→ **WHAT THIS TASK INVOLVES**
In the records that come next, find every line with "allmänna". Return those lines.

(Stored records)
════════════════
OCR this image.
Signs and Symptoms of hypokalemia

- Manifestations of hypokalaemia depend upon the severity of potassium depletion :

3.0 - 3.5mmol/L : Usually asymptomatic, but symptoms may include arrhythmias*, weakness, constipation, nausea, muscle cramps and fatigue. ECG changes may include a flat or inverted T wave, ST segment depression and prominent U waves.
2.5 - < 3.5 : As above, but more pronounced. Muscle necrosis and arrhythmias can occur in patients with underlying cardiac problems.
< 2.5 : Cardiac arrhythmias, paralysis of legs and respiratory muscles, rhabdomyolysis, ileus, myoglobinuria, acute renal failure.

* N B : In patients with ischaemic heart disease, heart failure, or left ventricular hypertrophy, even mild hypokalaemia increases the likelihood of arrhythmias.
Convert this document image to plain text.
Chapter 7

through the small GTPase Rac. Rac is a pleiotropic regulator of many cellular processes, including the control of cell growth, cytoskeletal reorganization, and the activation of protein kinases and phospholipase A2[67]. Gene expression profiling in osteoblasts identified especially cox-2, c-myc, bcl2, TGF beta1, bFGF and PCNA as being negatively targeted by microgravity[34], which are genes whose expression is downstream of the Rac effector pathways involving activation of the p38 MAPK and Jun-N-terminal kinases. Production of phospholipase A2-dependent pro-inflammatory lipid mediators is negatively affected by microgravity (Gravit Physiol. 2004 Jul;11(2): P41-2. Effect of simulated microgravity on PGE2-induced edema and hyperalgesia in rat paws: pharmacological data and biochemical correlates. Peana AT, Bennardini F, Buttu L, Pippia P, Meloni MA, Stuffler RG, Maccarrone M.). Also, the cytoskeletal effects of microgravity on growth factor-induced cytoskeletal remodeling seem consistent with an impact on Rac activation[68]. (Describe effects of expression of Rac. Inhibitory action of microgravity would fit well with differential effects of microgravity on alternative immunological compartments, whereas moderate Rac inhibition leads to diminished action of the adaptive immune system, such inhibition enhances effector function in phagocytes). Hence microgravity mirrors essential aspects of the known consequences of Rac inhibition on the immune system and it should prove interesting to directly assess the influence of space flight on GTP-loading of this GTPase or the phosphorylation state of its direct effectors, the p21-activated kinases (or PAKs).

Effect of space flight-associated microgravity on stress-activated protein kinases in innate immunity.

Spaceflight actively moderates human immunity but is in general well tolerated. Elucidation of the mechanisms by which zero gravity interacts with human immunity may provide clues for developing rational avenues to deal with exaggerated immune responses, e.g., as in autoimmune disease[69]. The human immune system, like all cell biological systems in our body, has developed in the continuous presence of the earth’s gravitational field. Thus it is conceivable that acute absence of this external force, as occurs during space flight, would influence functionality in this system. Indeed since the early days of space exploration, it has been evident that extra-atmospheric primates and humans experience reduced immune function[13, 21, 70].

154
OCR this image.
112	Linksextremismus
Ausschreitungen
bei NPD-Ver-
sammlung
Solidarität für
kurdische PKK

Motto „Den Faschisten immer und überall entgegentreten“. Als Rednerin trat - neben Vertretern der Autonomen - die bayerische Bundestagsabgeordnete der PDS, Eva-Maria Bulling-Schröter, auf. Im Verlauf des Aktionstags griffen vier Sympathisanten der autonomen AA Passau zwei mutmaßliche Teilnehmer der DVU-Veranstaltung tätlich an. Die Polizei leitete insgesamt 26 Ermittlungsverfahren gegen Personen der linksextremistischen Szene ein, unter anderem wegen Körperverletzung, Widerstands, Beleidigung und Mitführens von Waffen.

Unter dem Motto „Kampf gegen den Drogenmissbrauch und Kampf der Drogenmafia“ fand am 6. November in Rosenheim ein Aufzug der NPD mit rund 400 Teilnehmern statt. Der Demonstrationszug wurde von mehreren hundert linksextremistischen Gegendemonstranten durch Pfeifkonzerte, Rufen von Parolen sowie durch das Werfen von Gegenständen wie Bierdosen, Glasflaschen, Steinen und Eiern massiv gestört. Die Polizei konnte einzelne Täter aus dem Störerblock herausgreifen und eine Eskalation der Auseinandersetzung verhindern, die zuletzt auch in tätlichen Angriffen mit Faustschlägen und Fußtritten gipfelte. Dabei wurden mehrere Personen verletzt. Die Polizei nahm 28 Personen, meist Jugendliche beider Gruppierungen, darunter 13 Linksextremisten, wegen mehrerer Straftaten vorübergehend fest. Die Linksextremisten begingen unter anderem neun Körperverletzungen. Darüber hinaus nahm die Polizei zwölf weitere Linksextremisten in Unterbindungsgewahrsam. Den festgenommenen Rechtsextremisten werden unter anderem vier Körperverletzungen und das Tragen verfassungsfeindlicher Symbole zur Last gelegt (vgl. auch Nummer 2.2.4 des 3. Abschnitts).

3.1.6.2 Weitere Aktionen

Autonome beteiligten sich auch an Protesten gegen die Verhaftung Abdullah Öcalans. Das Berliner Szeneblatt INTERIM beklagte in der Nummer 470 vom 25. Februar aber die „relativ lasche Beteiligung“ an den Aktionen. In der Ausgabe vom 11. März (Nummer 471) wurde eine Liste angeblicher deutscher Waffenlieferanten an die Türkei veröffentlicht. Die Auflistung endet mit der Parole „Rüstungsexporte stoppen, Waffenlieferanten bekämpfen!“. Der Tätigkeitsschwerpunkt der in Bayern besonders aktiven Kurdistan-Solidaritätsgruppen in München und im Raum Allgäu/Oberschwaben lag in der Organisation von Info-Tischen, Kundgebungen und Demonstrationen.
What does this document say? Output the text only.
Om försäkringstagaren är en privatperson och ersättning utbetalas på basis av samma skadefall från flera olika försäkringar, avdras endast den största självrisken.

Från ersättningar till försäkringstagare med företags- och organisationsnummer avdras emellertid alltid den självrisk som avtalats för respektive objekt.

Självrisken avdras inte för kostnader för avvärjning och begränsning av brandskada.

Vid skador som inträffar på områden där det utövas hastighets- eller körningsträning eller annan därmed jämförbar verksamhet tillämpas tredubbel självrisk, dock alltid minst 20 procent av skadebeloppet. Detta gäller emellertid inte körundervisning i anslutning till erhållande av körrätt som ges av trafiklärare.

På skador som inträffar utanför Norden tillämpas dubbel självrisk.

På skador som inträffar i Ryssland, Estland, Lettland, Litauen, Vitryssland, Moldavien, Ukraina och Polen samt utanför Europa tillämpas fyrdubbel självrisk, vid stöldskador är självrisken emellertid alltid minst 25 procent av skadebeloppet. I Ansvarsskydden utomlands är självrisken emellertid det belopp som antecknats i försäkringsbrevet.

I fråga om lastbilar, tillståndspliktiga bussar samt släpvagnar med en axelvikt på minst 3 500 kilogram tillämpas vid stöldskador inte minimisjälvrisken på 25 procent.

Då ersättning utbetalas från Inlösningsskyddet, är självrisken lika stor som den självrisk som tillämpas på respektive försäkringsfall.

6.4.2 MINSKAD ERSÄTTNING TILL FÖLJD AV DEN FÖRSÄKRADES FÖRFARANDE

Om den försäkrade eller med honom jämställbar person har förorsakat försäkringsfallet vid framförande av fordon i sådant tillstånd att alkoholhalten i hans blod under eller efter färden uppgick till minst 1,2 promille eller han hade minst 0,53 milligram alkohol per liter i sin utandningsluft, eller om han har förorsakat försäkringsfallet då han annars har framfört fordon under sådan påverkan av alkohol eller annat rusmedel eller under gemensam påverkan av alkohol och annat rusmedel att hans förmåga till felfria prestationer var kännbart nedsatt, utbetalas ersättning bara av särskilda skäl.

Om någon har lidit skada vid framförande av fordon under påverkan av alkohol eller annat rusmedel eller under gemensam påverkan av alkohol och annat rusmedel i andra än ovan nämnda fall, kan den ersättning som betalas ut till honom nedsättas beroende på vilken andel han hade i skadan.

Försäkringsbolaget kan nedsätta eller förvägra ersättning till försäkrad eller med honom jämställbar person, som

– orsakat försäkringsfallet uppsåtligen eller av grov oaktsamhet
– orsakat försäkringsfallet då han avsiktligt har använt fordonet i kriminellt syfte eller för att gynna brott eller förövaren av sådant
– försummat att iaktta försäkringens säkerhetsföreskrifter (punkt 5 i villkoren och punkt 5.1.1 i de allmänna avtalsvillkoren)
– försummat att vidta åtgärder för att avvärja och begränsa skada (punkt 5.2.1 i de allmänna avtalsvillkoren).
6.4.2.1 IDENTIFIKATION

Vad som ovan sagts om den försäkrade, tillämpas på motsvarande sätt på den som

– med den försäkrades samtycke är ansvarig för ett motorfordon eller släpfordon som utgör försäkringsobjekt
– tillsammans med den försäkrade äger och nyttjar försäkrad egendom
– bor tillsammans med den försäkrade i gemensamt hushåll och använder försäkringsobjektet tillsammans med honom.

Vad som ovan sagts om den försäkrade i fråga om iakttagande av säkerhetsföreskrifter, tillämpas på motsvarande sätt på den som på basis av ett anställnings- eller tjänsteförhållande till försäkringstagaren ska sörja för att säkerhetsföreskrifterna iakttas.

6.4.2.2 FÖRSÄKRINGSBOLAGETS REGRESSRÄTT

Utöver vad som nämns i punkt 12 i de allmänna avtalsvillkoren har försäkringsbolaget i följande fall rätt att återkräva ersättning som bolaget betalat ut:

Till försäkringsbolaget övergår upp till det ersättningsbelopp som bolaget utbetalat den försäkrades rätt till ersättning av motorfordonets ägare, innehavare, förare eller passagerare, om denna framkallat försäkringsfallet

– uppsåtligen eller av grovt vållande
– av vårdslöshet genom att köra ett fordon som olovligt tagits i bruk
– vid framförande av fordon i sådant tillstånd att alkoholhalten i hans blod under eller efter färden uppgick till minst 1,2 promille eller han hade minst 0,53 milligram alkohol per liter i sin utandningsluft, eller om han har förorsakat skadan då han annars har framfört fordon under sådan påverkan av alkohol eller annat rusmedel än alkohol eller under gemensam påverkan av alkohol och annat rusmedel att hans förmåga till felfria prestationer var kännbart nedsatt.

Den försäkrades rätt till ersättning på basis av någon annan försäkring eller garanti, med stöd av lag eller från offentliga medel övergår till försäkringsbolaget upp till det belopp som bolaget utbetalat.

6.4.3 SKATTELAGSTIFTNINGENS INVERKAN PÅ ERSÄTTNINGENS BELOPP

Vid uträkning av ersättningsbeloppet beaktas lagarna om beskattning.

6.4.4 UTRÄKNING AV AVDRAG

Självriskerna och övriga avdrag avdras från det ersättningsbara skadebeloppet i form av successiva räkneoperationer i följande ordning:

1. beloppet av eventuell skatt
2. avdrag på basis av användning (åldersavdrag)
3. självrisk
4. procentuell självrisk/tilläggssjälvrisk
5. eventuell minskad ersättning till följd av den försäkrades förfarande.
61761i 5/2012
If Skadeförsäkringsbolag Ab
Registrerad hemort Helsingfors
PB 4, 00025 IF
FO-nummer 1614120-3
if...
════════════════
→ **TASK SOLUTION**
– försummat att iaktta försäkringens säkerhetsföreskrifter (punkt 5 i villkoren och punkt 5.1.1 i de allmänna avtalsvillkoren)
– försummat att vidta åtgärder för att avvärja och begränsa skada (punkt 5.2.1 i de allmänna avtalsvillkoren).
Utöver vad som nämns i punkt 12 i de allmänna avtalsvillkoren har försäkringsbolaget i följande fall rätt att återkräva ersättning som bolaget betalat ut:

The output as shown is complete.